◆ Assignment ◆
Look through the data below. Pick out the lines holding the string "ylabel".

◆ Dataset entries ◆
———

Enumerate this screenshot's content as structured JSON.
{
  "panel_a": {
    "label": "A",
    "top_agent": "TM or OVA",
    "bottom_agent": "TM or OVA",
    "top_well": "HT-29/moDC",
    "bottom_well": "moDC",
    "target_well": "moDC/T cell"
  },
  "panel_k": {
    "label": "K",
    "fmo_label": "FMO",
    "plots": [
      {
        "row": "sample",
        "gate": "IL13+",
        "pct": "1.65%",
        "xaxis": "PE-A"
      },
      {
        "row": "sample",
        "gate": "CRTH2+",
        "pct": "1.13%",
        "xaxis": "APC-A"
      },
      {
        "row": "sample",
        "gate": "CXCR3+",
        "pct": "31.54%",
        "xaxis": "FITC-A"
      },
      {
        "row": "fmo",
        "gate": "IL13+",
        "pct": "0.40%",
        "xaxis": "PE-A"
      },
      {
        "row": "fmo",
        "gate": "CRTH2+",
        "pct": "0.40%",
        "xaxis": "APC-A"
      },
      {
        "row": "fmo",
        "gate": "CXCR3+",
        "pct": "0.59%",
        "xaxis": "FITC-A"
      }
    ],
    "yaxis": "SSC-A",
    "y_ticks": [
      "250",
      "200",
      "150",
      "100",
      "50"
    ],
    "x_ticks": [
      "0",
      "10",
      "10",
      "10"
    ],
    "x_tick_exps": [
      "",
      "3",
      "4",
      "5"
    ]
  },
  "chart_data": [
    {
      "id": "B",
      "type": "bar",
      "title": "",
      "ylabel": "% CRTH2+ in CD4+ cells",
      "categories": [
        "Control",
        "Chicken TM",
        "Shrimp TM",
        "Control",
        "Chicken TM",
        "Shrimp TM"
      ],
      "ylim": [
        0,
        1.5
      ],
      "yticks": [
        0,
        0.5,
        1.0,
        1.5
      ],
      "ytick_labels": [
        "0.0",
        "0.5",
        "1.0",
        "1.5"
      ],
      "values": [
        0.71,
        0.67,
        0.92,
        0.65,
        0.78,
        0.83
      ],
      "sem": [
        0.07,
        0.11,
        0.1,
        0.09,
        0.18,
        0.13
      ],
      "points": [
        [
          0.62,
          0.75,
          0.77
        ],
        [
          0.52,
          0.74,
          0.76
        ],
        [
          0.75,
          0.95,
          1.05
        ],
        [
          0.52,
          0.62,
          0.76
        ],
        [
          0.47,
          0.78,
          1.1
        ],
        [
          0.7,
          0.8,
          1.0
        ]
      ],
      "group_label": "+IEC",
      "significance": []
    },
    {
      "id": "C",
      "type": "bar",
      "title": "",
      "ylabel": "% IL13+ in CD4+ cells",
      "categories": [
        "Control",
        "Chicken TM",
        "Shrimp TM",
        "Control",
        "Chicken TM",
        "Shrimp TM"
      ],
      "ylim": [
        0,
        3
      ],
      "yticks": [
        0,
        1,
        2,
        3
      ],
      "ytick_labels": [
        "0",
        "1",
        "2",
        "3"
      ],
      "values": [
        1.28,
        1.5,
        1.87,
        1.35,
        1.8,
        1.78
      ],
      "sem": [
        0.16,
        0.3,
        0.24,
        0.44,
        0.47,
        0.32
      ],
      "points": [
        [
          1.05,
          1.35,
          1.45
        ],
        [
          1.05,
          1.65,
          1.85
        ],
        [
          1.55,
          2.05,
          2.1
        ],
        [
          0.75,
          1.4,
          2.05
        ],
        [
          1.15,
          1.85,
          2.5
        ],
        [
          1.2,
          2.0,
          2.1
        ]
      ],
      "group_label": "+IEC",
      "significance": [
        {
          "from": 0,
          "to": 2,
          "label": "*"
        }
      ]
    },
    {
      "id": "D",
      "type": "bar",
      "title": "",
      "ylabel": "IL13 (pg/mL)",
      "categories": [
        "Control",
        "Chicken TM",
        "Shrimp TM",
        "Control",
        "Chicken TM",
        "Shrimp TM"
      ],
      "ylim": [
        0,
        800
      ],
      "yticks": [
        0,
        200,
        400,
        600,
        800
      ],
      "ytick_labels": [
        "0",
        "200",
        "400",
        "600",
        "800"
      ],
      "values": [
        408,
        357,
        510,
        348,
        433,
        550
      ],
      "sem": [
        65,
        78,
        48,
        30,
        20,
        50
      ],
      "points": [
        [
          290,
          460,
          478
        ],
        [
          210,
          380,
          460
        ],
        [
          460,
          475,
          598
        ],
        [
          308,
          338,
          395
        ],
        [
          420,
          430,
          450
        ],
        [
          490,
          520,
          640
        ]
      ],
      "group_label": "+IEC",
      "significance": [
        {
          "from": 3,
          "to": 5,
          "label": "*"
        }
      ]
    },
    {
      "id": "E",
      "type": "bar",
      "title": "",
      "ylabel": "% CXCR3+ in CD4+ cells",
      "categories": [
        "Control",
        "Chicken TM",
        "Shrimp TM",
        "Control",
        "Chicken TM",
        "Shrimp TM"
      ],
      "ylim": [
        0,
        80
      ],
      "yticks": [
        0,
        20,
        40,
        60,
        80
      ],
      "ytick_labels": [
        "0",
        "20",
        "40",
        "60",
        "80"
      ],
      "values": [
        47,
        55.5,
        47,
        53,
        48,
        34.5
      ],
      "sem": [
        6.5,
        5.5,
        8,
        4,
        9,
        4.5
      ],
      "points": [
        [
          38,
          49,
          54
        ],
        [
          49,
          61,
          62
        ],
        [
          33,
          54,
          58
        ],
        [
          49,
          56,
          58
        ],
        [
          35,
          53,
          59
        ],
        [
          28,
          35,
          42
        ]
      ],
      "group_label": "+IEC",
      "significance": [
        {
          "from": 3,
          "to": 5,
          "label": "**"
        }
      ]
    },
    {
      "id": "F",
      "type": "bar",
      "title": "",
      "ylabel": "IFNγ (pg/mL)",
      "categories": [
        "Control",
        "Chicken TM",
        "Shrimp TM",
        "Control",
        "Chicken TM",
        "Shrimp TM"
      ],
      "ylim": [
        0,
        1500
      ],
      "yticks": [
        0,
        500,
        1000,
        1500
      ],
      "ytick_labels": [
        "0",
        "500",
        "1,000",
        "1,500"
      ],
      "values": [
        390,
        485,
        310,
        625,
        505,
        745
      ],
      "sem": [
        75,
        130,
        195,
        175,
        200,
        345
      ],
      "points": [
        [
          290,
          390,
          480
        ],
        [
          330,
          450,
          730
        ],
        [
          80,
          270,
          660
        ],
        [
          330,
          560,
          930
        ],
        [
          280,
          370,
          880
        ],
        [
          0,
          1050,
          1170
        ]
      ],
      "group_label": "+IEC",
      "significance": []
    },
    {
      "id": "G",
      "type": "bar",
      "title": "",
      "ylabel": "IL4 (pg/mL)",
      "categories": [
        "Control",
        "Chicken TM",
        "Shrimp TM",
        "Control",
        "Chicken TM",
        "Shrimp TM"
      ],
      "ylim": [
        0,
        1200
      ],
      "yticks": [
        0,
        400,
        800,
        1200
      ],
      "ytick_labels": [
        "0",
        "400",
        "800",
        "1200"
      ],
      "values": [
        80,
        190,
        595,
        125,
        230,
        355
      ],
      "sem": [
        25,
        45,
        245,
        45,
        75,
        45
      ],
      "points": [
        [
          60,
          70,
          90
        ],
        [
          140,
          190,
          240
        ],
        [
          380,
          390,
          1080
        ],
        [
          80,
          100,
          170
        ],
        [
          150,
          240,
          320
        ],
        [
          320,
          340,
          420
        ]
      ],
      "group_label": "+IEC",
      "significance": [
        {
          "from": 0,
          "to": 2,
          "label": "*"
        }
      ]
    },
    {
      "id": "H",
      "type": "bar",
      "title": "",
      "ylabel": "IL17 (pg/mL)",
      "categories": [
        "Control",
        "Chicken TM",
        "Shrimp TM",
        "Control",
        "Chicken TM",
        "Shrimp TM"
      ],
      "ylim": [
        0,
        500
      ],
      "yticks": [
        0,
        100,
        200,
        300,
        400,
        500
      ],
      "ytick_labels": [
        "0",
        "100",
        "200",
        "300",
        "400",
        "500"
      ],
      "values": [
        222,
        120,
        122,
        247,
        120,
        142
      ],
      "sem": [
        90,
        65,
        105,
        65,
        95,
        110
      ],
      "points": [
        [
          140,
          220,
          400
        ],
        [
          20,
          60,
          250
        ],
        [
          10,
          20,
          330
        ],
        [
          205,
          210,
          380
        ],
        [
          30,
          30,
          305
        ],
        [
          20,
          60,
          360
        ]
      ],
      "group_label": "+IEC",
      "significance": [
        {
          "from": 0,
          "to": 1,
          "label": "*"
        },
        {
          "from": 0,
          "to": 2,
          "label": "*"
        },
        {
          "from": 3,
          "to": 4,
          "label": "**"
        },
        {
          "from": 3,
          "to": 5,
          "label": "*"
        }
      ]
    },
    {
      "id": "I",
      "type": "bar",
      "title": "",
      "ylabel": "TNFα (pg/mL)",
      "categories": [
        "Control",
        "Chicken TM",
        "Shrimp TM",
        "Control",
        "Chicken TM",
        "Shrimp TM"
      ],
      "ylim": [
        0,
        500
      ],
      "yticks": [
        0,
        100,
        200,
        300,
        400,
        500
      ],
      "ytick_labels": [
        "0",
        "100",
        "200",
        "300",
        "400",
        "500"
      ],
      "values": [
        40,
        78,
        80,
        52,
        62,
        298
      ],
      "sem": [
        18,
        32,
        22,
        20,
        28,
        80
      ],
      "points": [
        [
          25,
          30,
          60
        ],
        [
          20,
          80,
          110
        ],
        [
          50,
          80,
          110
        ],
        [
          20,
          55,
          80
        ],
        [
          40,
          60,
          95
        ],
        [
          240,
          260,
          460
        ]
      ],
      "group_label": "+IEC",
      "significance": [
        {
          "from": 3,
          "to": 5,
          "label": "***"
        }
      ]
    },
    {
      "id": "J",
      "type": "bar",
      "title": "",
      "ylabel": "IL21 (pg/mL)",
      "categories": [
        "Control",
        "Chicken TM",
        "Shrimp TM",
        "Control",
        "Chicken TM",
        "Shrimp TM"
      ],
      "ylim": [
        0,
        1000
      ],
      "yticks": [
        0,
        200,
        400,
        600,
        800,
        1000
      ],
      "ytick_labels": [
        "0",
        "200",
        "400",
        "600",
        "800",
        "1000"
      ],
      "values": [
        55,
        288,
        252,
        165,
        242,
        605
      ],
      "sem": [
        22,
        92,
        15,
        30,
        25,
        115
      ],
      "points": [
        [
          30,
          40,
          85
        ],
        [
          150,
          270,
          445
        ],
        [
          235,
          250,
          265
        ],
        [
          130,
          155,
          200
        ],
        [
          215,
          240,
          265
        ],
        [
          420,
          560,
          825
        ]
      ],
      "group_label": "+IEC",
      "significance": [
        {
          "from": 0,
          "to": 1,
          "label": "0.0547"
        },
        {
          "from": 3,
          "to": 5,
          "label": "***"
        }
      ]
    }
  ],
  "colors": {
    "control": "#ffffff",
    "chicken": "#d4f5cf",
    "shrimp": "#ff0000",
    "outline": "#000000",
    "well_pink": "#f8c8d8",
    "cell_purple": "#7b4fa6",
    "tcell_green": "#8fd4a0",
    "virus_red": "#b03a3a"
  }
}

———

◆ Answer below ◆
      "ylabel": "% CRTH2+ in CD4+ cells",
      "ylabel": "% IL13+ in CD4+ cells",
      "ylabel": "IL13 (pg/mL)",
      "ylabel": "% CXCR3+ in CD4+ cells",
      "ylabel": "IFNγ (pg/mL)",
      "ylabel": "IL4 (pg/mL)",
      "ylabel": "IL17 (pg/mL)",
      "ylabel": "TNFα (pg/mL)",
      "ylabel": "IL21 (pg/mL)",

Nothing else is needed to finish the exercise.